Stored data entries →
============================================================
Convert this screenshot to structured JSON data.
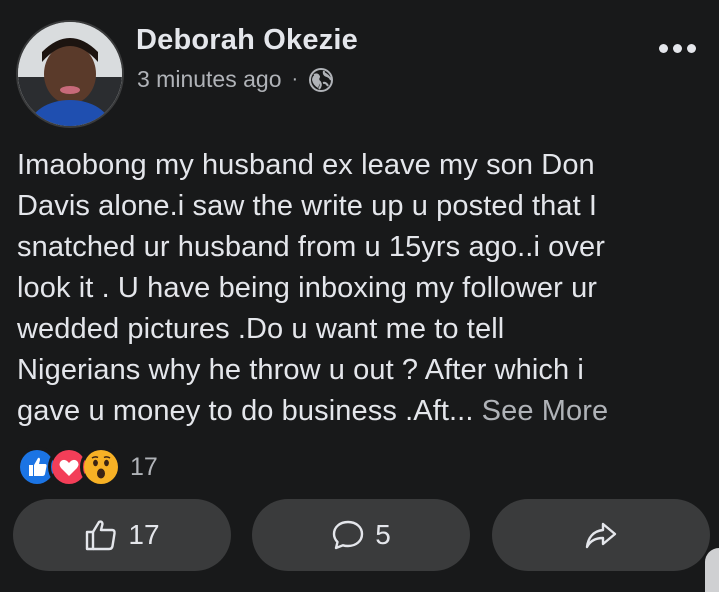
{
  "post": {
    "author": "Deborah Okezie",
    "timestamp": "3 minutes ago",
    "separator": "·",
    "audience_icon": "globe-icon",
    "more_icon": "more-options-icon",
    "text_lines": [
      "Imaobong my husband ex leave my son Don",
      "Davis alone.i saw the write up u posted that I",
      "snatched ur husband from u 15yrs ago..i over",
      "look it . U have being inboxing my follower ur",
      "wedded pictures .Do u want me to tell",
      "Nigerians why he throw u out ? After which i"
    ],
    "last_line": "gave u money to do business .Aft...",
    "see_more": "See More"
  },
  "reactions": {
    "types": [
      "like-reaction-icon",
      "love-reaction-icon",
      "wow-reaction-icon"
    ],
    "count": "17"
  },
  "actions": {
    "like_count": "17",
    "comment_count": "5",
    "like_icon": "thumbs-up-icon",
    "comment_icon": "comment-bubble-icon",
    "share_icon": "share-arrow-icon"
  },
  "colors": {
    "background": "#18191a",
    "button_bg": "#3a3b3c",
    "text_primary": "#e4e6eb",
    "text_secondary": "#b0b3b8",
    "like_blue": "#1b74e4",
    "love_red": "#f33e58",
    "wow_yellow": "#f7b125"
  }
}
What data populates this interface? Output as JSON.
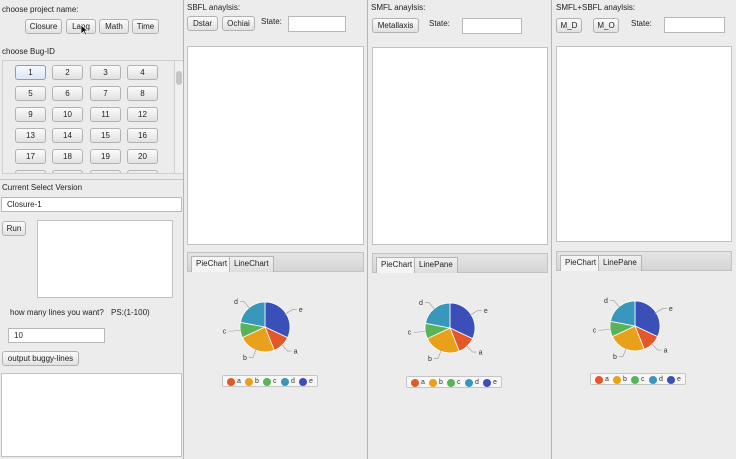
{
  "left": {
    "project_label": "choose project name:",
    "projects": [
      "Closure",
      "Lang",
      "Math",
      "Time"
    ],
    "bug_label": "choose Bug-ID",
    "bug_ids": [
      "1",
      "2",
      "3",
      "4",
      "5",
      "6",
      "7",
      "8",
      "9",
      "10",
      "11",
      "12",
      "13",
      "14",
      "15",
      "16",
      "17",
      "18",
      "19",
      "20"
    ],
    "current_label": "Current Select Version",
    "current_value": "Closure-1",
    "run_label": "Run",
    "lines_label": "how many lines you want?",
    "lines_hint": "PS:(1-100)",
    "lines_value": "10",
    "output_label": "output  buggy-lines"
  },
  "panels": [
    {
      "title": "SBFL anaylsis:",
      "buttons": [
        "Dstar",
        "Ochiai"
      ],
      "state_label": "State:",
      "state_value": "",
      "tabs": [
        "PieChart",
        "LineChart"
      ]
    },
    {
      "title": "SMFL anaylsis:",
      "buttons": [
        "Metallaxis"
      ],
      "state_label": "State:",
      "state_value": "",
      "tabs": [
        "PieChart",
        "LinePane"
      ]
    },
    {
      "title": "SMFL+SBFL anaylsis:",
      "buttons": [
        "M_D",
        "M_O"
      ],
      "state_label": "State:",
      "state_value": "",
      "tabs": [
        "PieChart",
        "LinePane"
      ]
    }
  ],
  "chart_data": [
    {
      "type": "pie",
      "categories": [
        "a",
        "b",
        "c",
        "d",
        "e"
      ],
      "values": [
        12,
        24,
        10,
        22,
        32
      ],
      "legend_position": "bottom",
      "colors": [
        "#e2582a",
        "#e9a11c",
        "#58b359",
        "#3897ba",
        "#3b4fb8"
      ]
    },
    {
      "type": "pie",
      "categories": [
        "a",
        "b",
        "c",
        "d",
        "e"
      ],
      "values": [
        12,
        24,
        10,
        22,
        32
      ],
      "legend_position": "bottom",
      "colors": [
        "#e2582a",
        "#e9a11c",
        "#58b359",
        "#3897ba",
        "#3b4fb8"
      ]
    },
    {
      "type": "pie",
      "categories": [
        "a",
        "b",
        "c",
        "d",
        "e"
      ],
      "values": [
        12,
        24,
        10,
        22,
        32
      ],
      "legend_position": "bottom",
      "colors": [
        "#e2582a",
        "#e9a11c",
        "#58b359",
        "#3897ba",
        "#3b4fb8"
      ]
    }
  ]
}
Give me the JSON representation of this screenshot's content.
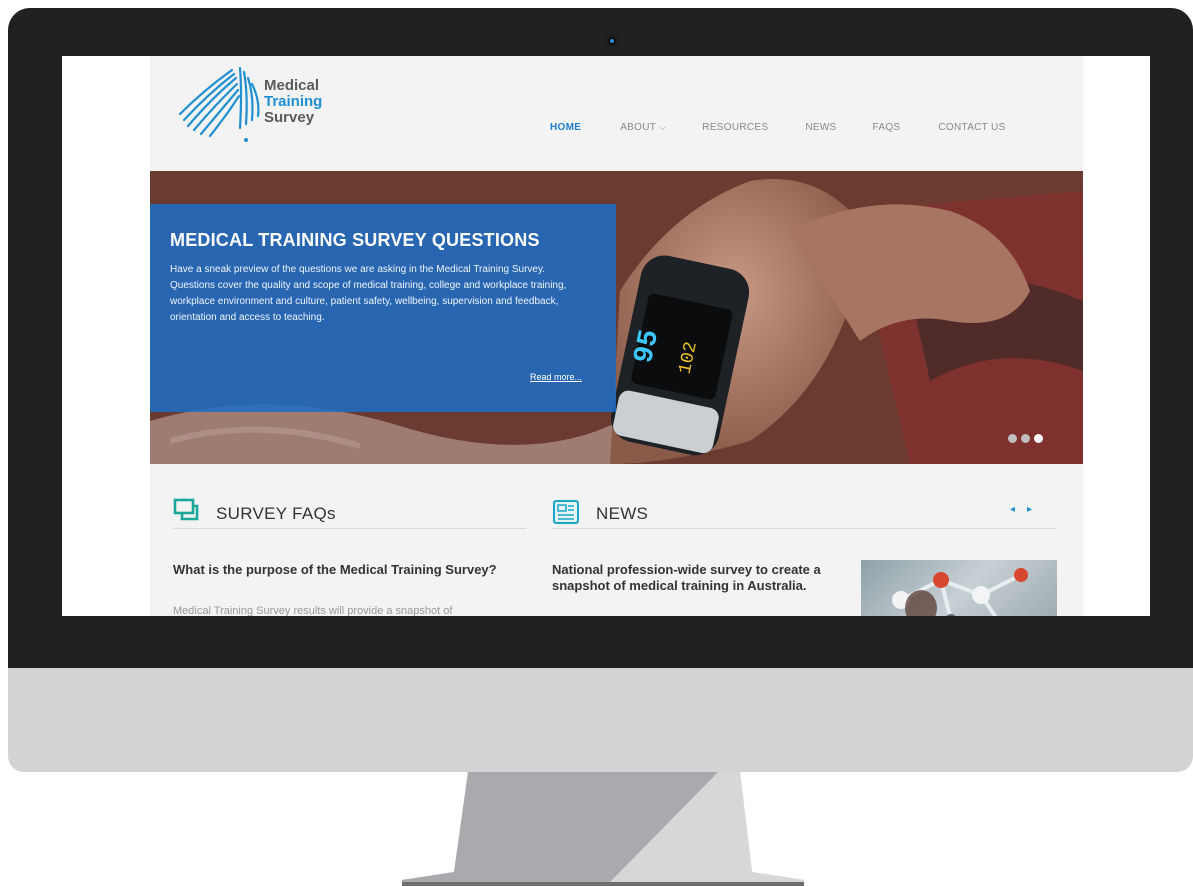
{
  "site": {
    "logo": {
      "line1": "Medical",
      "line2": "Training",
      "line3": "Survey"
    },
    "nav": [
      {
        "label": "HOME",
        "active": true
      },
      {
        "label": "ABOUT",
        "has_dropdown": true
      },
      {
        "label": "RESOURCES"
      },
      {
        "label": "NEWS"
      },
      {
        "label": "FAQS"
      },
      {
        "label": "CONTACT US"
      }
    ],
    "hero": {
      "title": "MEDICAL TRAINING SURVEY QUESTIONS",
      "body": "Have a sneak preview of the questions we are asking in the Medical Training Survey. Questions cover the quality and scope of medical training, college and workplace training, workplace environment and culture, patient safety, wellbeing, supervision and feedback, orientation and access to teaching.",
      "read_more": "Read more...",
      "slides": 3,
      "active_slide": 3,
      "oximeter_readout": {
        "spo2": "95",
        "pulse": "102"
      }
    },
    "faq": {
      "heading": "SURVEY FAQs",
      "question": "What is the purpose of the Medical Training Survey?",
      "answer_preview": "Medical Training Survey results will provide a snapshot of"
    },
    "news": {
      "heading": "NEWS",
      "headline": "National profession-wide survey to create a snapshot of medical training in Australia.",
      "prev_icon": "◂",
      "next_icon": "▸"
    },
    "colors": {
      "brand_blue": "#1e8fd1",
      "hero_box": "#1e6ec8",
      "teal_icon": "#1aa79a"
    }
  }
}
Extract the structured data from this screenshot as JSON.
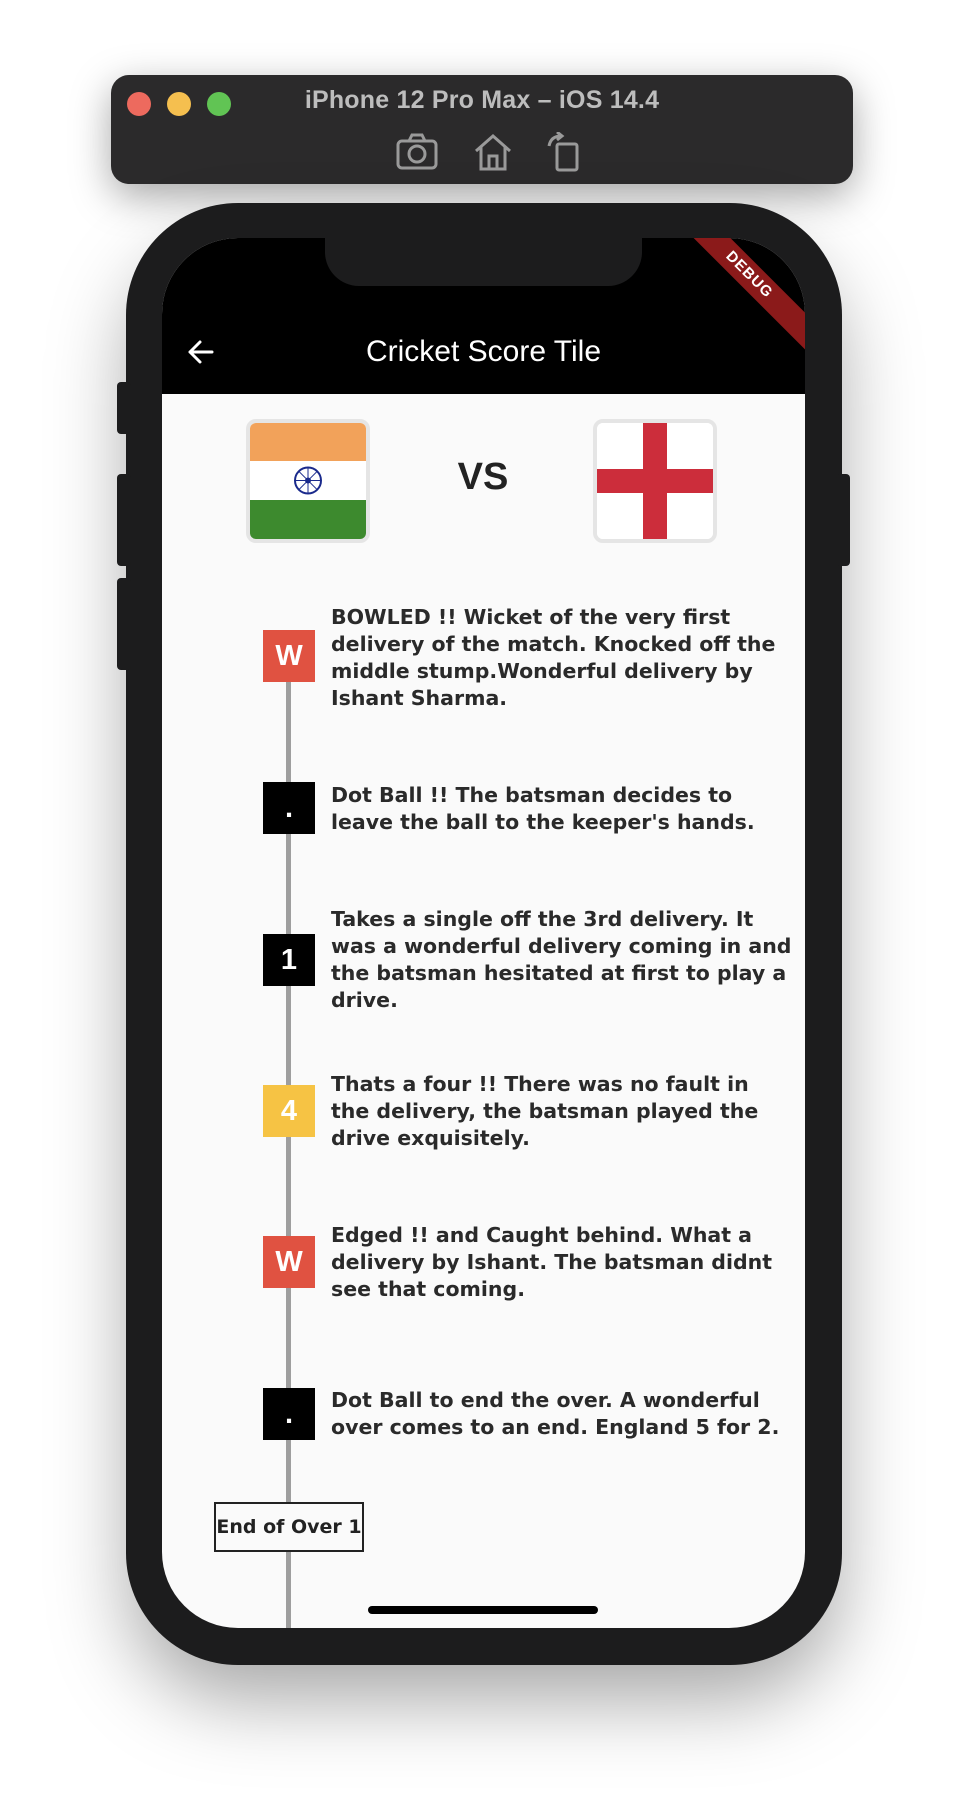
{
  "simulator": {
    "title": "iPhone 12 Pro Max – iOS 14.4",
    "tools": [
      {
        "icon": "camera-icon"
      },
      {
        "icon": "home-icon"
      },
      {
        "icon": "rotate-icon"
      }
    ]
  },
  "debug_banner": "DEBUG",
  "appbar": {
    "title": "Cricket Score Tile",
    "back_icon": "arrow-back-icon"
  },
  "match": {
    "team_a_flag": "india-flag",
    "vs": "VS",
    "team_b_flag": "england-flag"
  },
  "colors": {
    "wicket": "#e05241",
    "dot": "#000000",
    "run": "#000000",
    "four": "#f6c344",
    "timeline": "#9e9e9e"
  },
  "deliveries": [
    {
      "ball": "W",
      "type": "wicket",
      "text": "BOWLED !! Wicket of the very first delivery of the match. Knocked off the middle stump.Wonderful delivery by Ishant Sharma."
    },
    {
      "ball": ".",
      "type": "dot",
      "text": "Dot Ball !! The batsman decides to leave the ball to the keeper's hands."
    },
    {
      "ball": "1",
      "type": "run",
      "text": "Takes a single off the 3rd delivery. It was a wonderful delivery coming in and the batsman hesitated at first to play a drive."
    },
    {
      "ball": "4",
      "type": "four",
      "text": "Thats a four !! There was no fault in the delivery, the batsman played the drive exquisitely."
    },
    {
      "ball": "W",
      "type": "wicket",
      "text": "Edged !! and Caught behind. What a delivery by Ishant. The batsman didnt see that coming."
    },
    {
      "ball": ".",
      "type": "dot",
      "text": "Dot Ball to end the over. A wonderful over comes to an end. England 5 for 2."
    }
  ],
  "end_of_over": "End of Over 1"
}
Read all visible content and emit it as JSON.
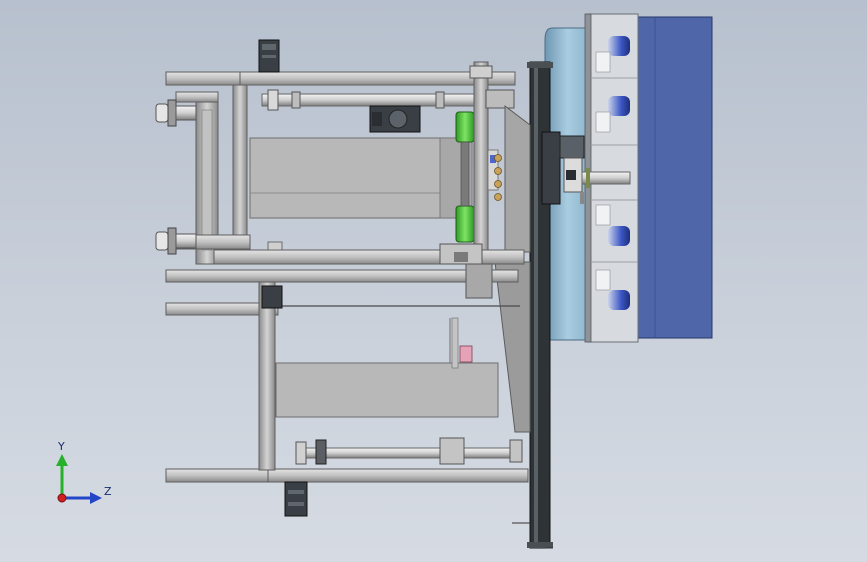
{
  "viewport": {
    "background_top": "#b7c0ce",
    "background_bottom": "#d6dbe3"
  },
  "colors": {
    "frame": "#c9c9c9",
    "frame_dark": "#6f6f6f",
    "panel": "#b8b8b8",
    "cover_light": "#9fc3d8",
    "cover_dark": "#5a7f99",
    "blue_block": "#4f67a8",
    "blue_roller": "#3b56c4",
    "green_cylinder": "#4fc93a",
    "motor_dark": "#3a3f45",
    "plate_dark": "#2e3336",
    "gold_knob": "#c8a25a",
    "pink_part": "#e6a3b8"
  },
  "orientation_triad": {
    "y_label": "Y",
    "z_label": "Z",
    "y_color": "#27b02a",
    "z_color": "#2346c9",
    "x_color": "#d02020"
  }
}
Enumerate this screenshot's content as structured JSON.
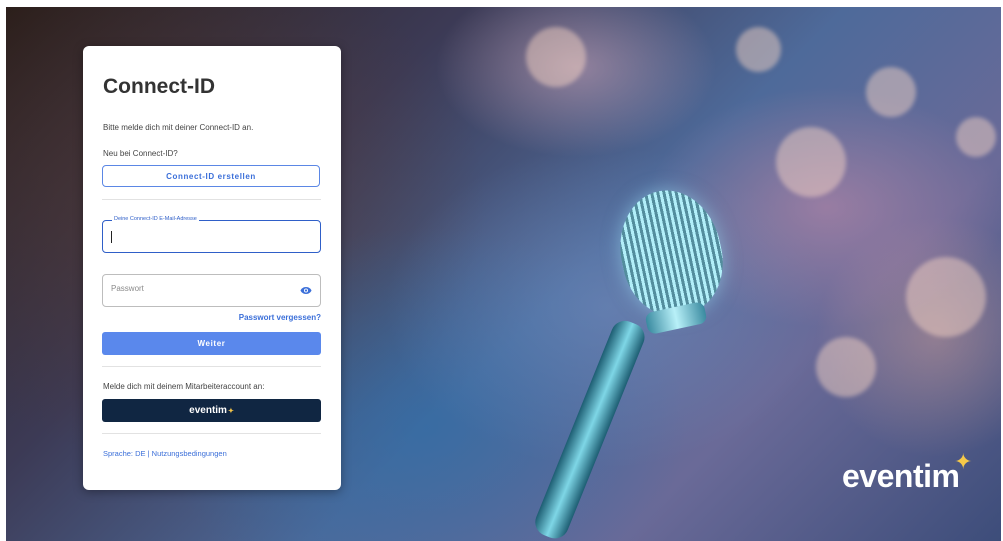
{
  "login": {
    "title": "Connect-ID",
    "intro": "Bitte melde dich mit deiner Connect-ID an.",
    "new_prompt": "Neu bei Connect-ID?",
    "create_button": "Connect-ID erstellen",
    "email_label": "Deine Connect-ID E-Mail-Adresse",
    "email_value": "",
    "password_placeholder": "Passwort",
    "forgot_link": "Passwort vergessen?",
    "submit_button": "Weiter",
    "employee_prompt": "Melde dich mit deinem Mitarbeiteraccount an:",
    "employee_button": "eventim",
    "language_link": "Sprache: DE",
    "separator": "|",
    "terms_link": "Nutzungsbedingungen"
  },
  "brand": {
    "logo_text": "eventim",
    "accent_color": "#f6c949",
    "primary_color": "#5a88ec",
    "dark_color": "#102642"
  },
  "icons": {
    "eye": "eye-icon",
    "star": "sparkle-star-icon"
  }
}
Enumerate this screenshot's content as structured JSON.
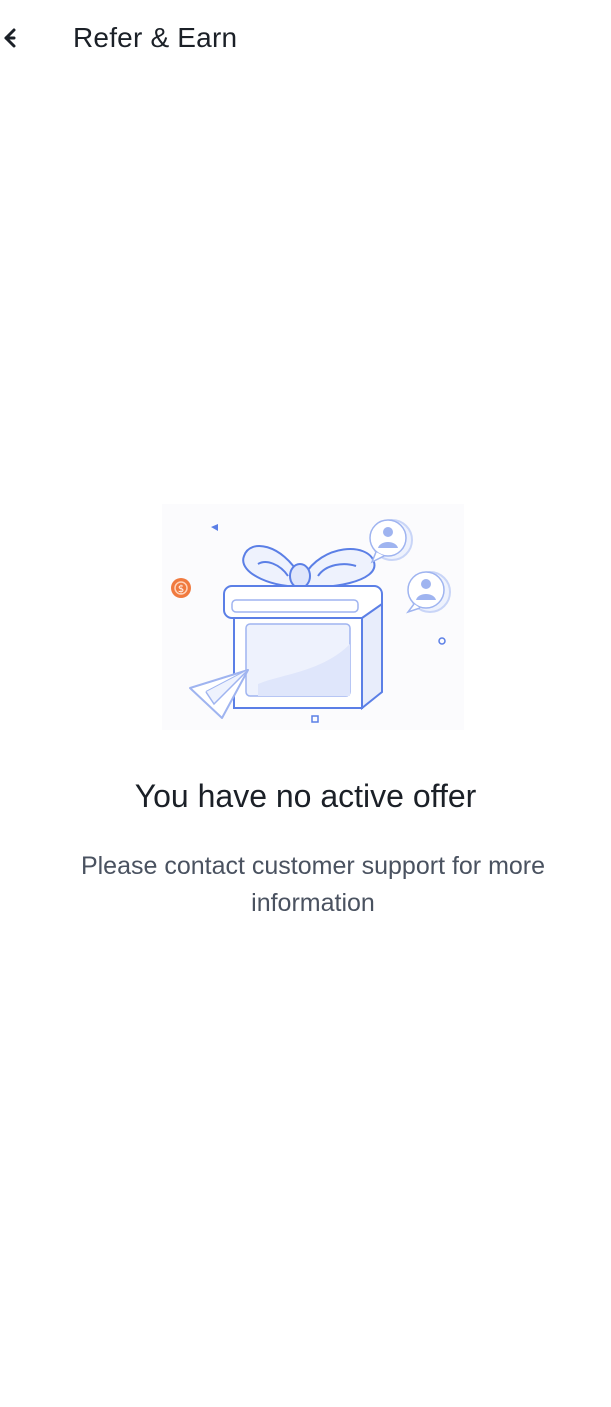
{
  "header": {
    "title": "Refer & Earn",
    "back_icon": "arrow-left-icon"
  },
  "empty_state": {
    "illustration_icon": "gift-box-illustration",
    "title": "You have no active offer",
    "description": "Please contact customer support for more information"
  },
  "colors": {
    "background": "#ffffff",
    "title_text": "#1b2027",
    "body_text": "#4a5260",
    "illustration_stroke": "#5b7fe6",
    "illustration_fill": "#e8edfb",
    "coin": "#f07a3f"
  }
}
============================================================
WHAT THE TASK REQUIRES →
Pick out, from the lines above, every one that contains the string "leave".

ANSWER IN FULL →
      "Imaobong my husband ex leave my son Don",
      "text": "Dot Ball !! The batsman decides to leave the ball to the keeper's hands."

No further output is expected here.